• [EXERCISE BRIEF] Reading the listing below, count the lines that contain the word "changed" and give that count alone.

• [SUPPLIED INFORMATION]
•••••
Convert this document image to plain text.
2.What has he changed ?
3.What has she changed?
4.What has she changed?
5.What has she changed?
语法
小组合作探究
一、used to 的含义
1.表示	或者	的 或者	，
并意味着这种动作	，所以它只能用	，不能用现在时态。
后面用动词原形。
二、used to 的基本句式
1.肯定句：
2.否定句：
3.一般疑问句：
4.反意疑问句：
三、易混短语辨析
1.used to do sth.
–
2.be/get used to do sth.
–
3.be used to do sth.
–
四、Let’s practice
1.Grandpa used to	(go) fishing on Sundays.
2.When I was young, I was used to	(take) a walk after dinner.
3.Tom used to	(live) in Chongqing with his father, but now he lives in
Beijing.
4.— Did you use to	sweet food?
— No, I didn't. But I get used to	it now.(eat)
•••••
• [FINISHED EXERCISE] 4